▶ Supplied material:

···

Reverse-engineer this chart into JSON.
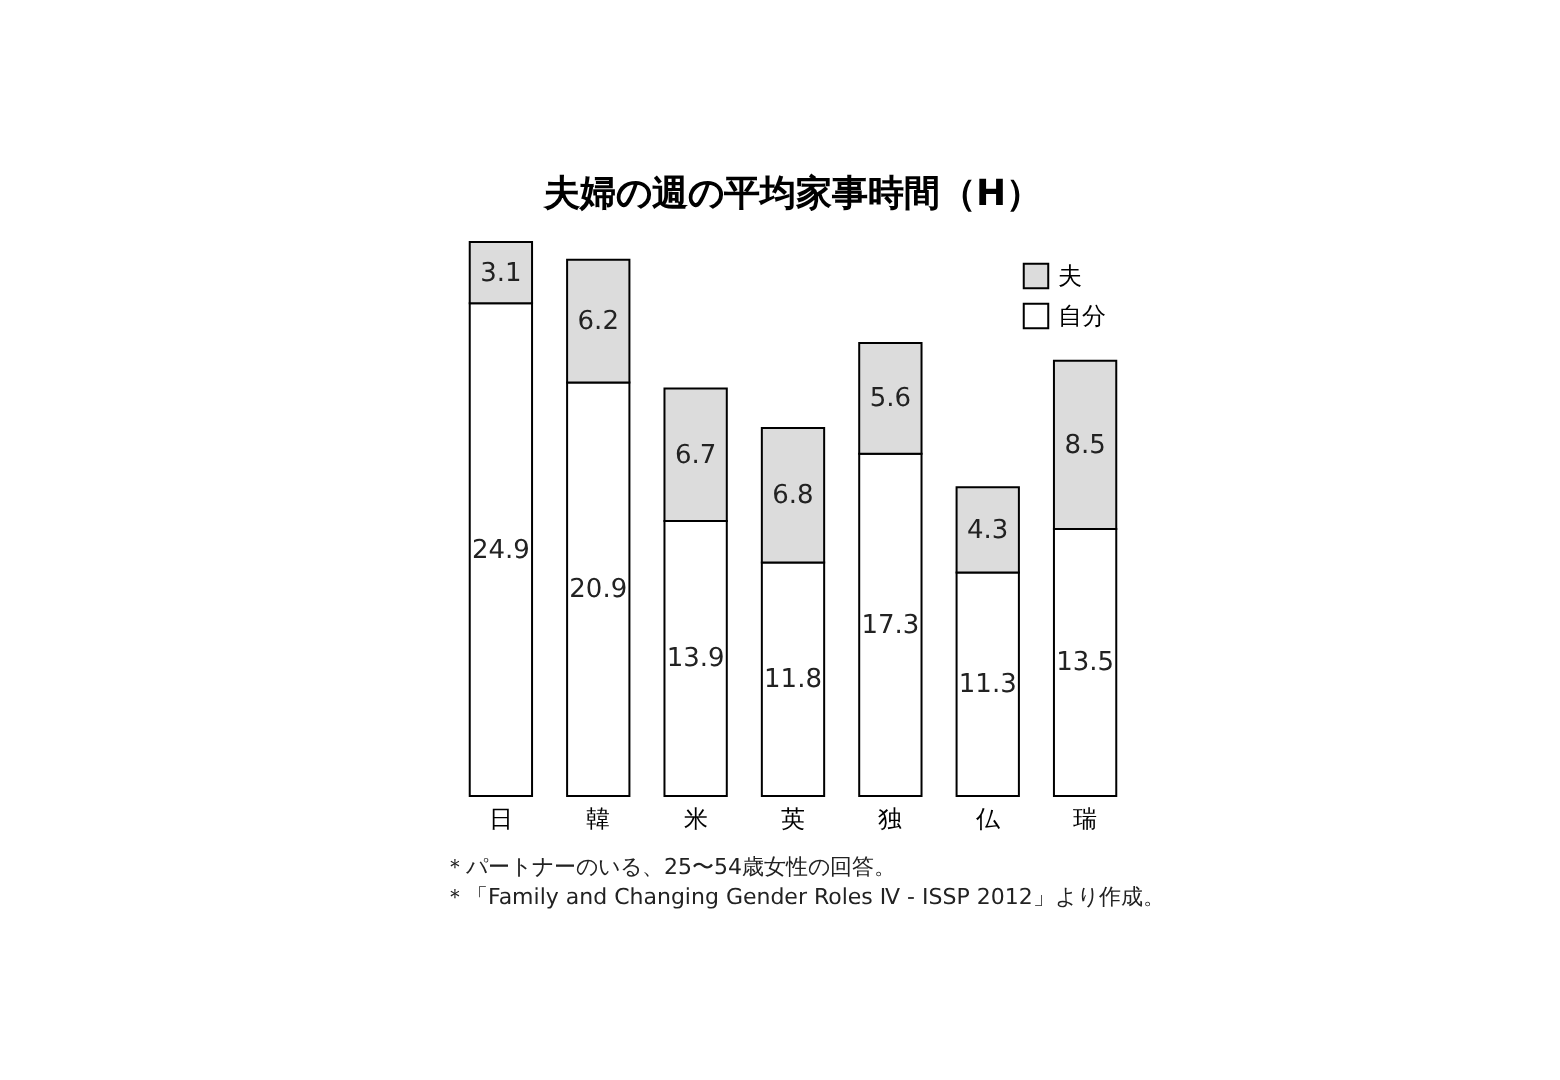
{
  "chart_data": {
    "type": "bar",
    "title": "夫婦の週の平均家事時間（H）",
    "categories": [
      "日",
      "韓",
      "米",
      "英",
      "独",
      "仏",
      "瑞"
    ],
    "stacked": true,
    "data_labels": true,
    "legend": "top right",
    "grid": false,
    "series": [
      {
        "name": "自分",
        "color": "#ffffff",
        "values": [
          24.9,
          20.9,
          13.9,
          11.8,
          17.3,
          11.3,
          13.5
        ]
      },
      {
        "name": "夫",
        "color": "#dcdcdc",
        "values": [
          3.1,
          6.2,
          6.7,
          6.8,
          5.6,
          4.3,
          8.5
        ]
      }
    ],
    "annotations": [
      "＊パートナーのいる、25〜54歳女性の回答。",
      "＊「Family and Changing Gender Roles Ⅳ - ISSP 2012」より作成。"
    ]
  }
}
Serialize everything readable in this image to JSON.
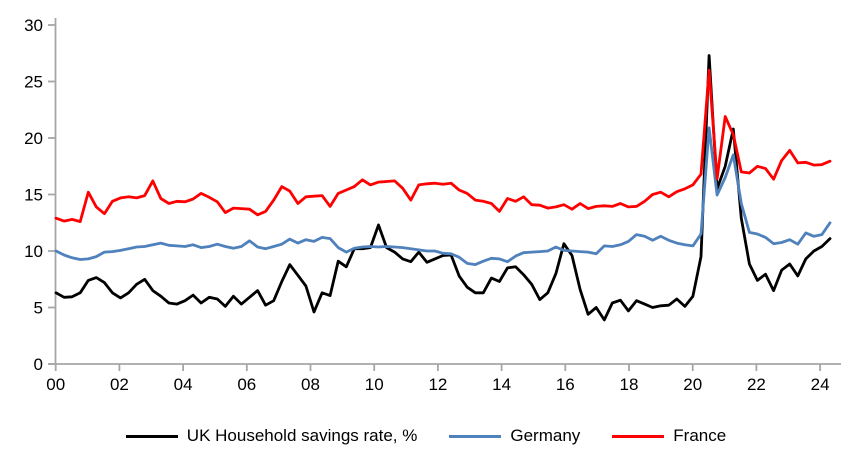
{
  "chart_data": {
    "type": "line",
    "title": "",
    "frequency": "quarterly",
    "x_start": "2000 Q1",
    "x_end": "2024 Q1",
    "x_tick_labels": [
      "00",
      "02",
      "04",
      "06",
      "08",
      "10",
      "12",
      "14",
      "16",
      "18",
      "20",
      "22",
      "24"
    ],
    "y_ticks": [
      0,
      5,
      10,
      15,
      20,
      25,
      30
    ],
    "ylim": [
      0,
      30
    ],
    "grid": false,
    "legend_position": "bottom",
    "axis_color": "#a6a6a6",
    "series": [
      {
        "name": "UK Household savings rate, %",
        "color": "#000000",
        "values": [
          6.3,
          5.9,
          5.95,
          6.3,
          7.4,
          7.65,
          7.2,
          6.3,
          5.85,
          6.3,
          7.05,
          7.5,
          6.5,
          6.0,
          5.4,
          5.3,
          5.6,
          6.1,
          5.4,
          5.9,
          5.75,
          5.1,
          6.0,
          5.3,
          5.9,
          6.5,
          5.2,
          5.6,
          7.3,
          8.8,
          7.85,
          6.9,
          4.6,
          6.3,
          6.05,
          9.1,
          8.6,
          10.2,
          10.2,
          10.3,
          12.3,
          10.3,
          9.9,
          9.3,
          9.05,
          9.9,
          9.0,
          9.3,
          9.6,
          9.65,
          7.8,
          6.8,
          6.3,
          6.3,
          7.6,
          7.3,
          8.5,
          8.6,
          7.9,
          7.05,
          5.7,
          6.3,
          8.0,
          10.65,
          9.6,
          6.6,
          4.4,
          5.0,
          3.9,
          5.4,
          5.65,
          4.7,
          5.6,
          5.3,
          5.0,
          5.15,
          5.2,
          5.75,
          5.1,
          6.0,
          9.5,
          27.3,
          15.5,
          17.5,
          20.8,
          12.9,
          8.85,
          7.4,
          7.95,
          6.5,
          8.3,
          8.85,
          7.8,
          9.3,
          10.0,
          10.4,
          11.1
        ]
      },
      {
        "name": "Germany",
        "color": "#4f81bd",
        "values": [
          10.0,
          9.65,
          9.4,
          9.25,
          9.3,
          9.5,
          9.9,
          9.95,
          10.05,
          10.2,
          10.35,
          10.4,
          10.55,
          10.7,
          10.5,
          10.45,
          10.4,
          10.55,
          10.3,
          10.4,
          10.6,
          10.4,
          10.25,
          10.4,
          10.9,
          10.35,
          10.2,
          10.4,
          10.6,
          11.05,
          10.7,
          11.0,
          10.85,
          11.2,
          11.1,
          10.3,
          9.9,
          10.25,
          10.35,
          10.4,
          10.35,
          10.4,
          10.35,
          10.3,
          10.2,
          10.1,
          10.0,
          10.0,
          9.8,
          9.75,
          9.45,
          8.9,
          8.8,
          9.1,
          9.35,
          9.3,
          9.05,
          9.55,
          9.85,
          9.9,
          9.95,
          10.0,
          10.35,
          10.05,
          10.0,
          9.95,
          9.9,
          9.75,
          10.45,
          10.4,
          10.55,
          10.85,
          11.45,
          11.3,
          10.95,
          11.3,
          10.95,
          10.7,
          10.55,
          10.45,
          11.5,
          20.9,
          14.95,
          16.5,
          18.5,
          14.2,
          11.65,
          11.5,
          11.2,
          10.65,
          10.75,
          11.0,
          10.6,
          11.6,
          11.3,
          11.45,
          12.5
        ]
      },
      {
        "name": "France",
        "color": "#ff0000",
        "values": [
          12.9,
          12.65,
          12.8,
          12.6,
          15.2,
          13.9,
          13.3,
          14.4,
          14.7,
          14.8,
          14.7,
          14.9,
          16.2,
          14.65,
          14.2,
          14.4,
          14.35,
          14.6,
          15.1,
          14.75,
          14.35,
          13.4,
          13.8,
          13.75,
          13.7,
          13.2,
          13.5,
          14.5,
          15.7,
          15.3,
          14.2,
          14.8,
          14.85,
          14.9,
          13.95,
          15.1,
          15.4,
          15.7,
          16.3,
          15.85,
          16.1,
          16.15,
          16.2,
          15.55,
          14.5,
          15.85,
          15.95,
          16.0,
          15.9,
          16.0,
          15.4,
          15.1,
          14.5,
          14.4,
          14.2,
          13.5,
          14.65,
          14.4,
          14.8,
          14.1,
          14.05,
          13.8,
          13.9,
          14.1,
          13.7,
          14.2,
          13.75,
          13.95,
          14.0,
          13.95,
          14.2,
          13.9,
          13.95,
          14.4,
          15.0,
          15.2,
          14.8,
          15.25,
          15.5,
          15.85,
          16.8,
          26.0,
          16.4,
          21.9,
          20.3,
          17.0,
          16.9,
          17.5,
          17.3,
          16.35,
          18.0,
          18.9,
          17.8,
          17.85,
          17.6,
          17.65,
          17.95
        ]
      }
    ]
  }
}
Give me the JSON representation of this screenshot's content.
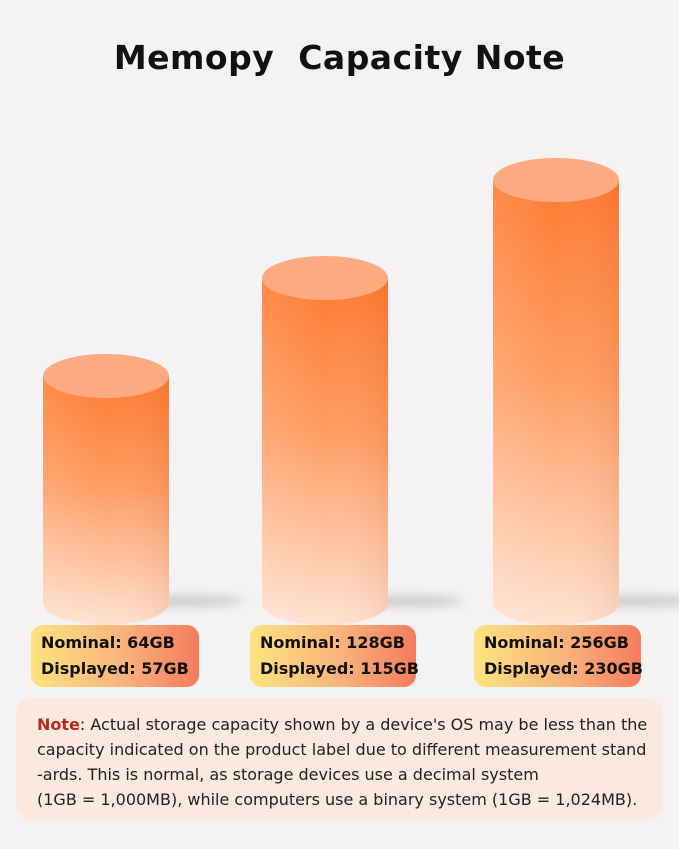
{
  "title": "Memopy  Capacity Note",
  "colors": {
    "cylinder_top": "#ff7a30",
    "cylinder_bottom": "#ffe2d2",
    "label_left": "#fde37e",
    "label_right": "#f47c5e",
    "note_bg": "#fbe8df",
    "note_accent": "#b3291d"
  },
  "chart_data": {
    "type": "bar",
    "categories": [
      "64GB",
      "128GB",
      "256GB"
    ],
    "series": [
      {
        "name": "Nominal",
        "values": [
          64,
          128,
          256
        ]
      },
      {
        "name": "Displayed",
        "values": [
          57,
          115,
          230
        ]
      }
    ],
    "title": "Memopy  Capacity Note",
    "xlabel": "",
    "ylabel": "",
    "grid": false
  },
  "labels": [
    {
      "nominal": "Nominal: 64GB",
      "displayed": "Displayed: 57GB"
    },
    {
      "nominal": "Nominal: 128GB",
      "displayed": "Displayed: 115GB"
    },
    {
      "nominal": "Nominal: 256GB",
      "displayed": "Displayed: 230GB"
    }
  ],
  "note": {
    "heading": "Note",
    "line1": ": Actual storage capacity shown by a device's OS may be less than  the",
    "line2": "capacity indicated on the product label due to different measurement stand",
    "line3": "-ards. This is normal, as storage devices use a decimal system",
    "line4": "(1GB = 1,000MB), while computers use a binary system (1GB = 1,024MB)."
  }
}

···

▶ Written task: In the entries above, identify each line that includes the string "title", then copy it.

▶ Exercise result:
    "title": "夫婦の週の平均家事時間（H）",
    "title": "",
  "title": "Memopy  Capacity Note",
    "title": "Memopy  Capacity Note",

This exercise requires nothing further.